_SET EXERCISE:_ Count how many lines mention the word "conducted". Write that number alone.

--- Begin ---

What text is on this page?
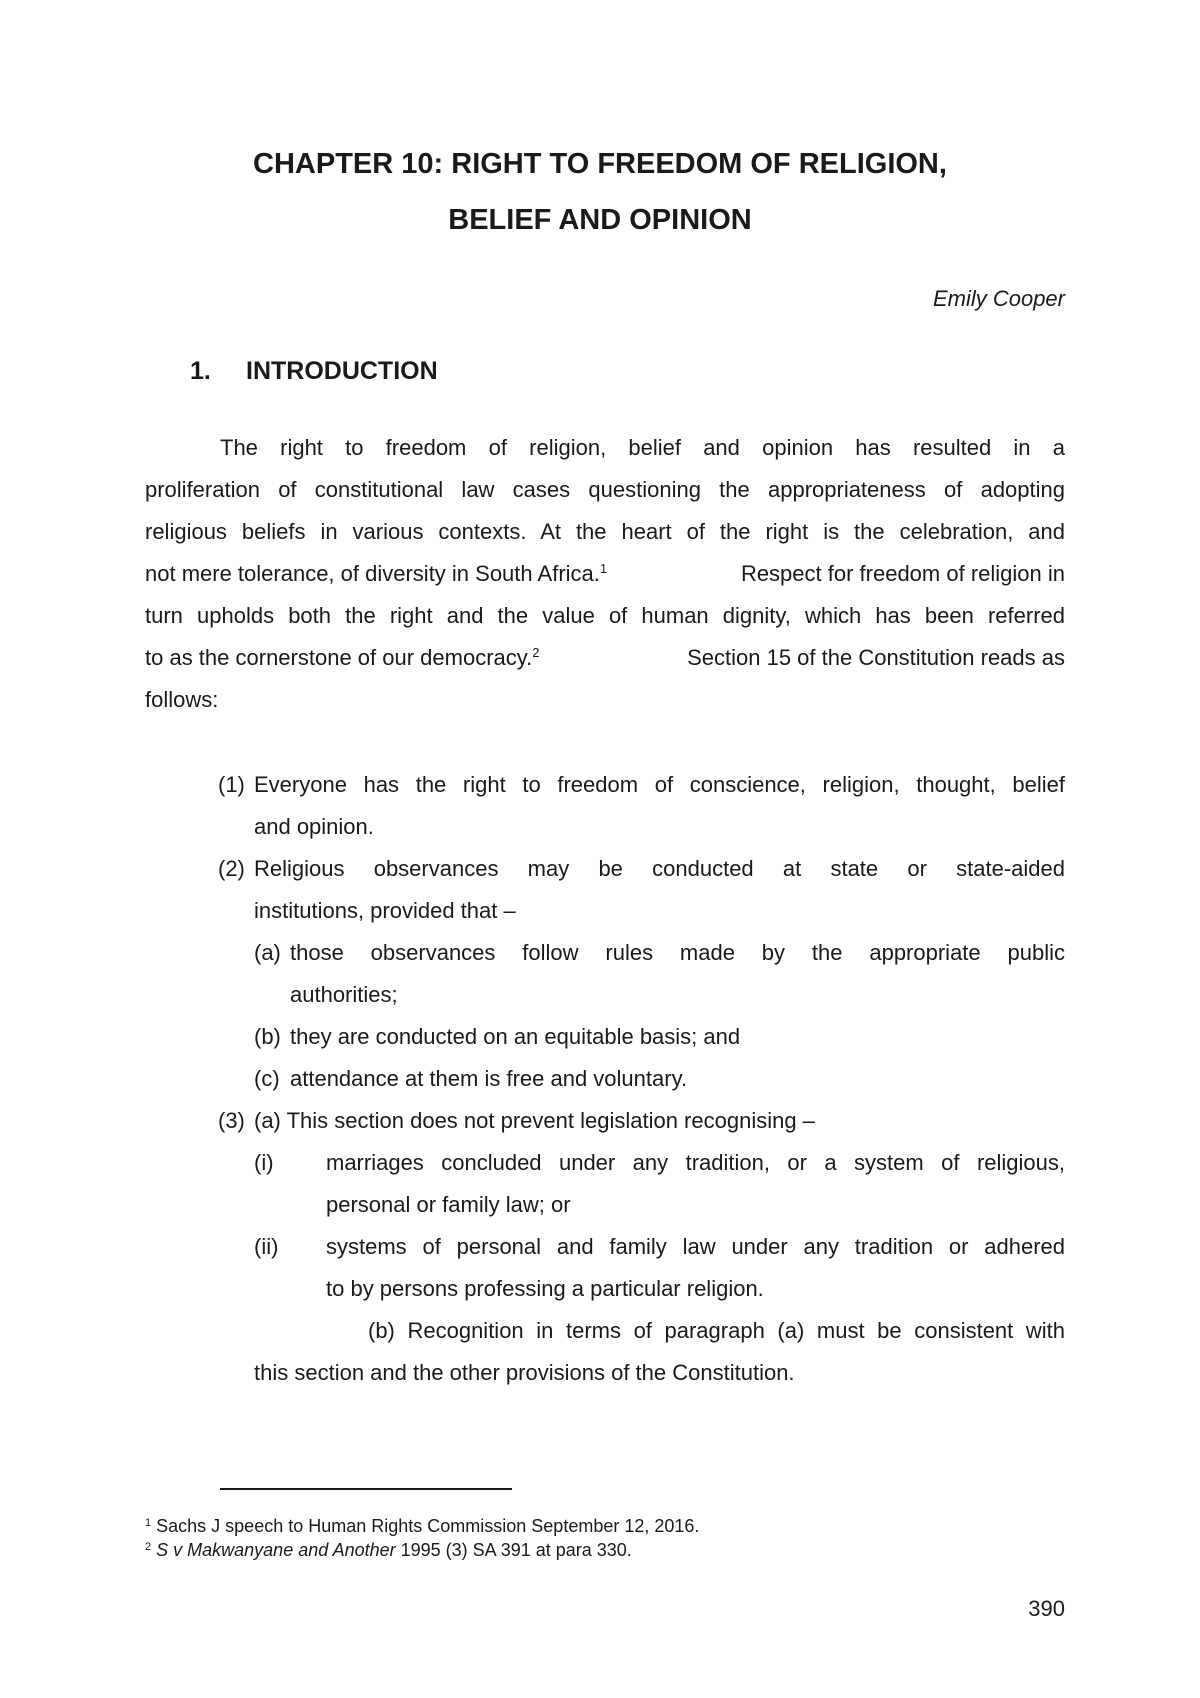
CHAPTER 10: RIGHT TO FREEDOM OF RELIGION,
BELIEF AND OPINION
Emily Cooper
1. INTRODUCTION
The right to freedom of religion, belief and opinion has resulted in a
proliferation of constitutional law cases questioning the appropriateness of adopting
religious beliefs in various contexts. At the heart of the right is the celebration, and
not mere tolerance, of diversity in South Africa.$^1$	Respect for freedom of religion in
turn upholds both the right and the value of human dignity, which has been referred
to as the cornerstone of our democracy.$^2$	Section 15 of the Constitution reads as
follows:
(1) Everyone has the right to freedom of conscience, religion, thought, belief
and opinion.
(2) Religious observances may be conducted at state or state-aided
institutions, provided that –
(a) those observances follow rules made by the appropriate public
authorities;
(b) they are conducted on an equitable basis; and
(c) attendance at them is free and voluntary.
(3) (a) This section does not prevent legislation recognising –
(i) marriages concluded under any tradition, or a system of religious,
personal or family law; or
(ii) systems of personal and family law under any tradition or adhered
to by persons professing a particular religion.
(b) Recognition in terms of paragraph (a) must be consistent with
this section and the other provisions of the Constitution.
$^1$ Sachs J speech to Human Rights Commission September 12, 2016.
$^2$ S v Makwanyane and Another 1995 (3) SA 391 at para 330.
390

--- End ---
--- Begin ---

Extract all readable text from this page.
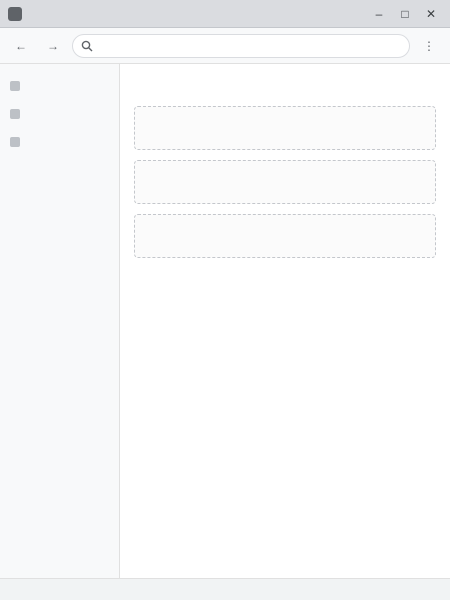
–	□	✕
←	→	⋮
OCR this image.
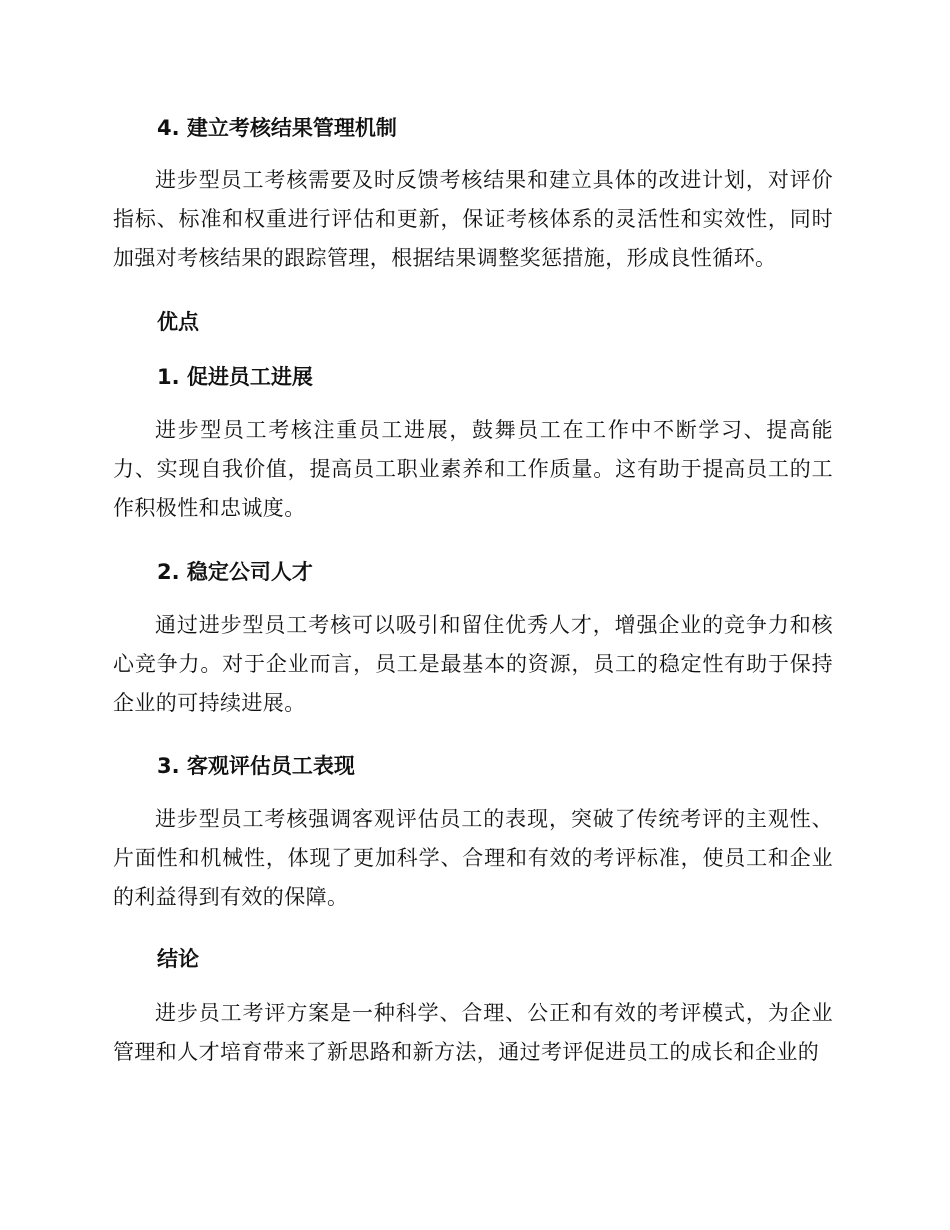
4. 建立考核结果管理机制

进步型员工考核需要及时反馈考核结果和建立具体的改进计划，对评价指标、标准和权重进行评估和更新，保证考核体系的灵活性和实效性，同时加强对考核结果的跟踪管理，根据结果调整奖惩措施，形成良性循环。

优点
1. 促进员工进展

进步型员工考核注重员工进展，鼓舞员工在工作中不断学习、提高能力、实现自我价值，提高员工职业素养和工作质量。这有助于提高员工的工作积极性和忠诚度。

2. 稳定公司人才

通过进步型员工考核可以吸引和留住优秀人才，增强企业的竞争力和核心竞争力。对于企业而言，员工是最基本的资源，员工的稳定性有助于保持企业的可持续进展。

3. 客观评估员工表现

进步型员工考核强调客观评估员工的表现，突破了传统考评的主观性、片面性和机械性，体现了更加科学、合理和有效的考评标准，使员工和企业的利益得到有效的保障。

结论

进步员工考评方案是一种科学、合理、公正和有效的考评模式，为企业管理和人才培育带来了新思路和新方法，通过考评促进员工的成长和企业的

--- End ---

_COMPLETE ANSWER:_ 2